I do comparisons in PHP by randomly alternating between 2 equals and 3 equals
Works 4 me

# ? Mar 4, 2019 06:53

Soricidus: Oct 21, 2010; freedom-hating statist shill

floatman posted:

I do comparisons in PHP by randomly alternating between 2 equals and 3 equals
Works 4 me

same, which is possibly suboptimal because starting all those php subprocesses from java has a fair bit of overhead

# ? Mar 4, 2019 09:27

TheFluff: Dec 13, 2006; FRIENDS, LISTEN TO ME
I AM A SEAGULL
OF WEALTH AND TASTE

one does not simply normalize unicode

i guess this sorta implying that 7-bit ascii is an evil artifact corrupting whoever uses it, but that's not exactly wrong is it

(credit to @FakeUnicode, excellent unicode horror account)

# ? Mar 4, 2019 13:19

TheFluff: Dec 13, 2006; FRIENDS, LISTEN TO ME
I AM A SEAGULL
OF WEALTH AND TASTE

it's essentially impossible to do string normalization in a way that makes sense to humans without language metadata at the very least (but even that might not be enough). asking yourself what it actually means for two strings to be considered equal is a downright philosophical question.

# ? Mar 4, 2019 13:30

champagne posting: Apr 5, 2006; YOU ARE A BRAIN
IN A BUNKER

TheFluff posted:

it's essentially impossible to do string normalization in a way that makes sense to humans without language metadata at the very least (but even that might not be enough). asking yourself what it actually means for two strings to be considered equal is a downright philosophical question.

════════════════

» **Requirement**: Print the stretch of the forum thread that begins with the words "i guess this" and ends with "unicode horror account)", copied word for word. The lines after the forum thread play no part here.

» **Collected material**:

════════════════

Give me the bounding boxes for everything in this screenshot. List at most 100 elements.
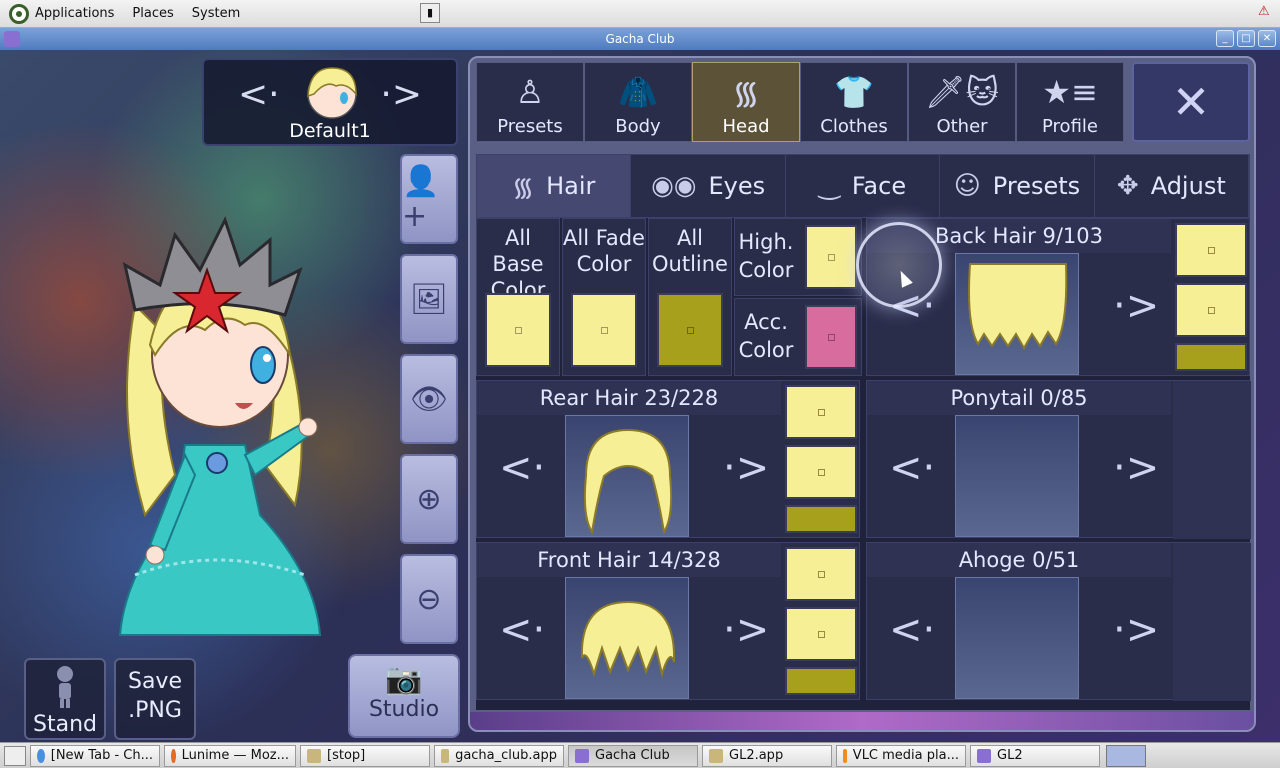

════════════════

» **Correct answer**:
i guess this sorta implying that 7-bit ascii is an evil artifact corrupting whoever uses it, but that's not exactly wrong is it

(credit to @FakeUnicode, excellent unicode horror account)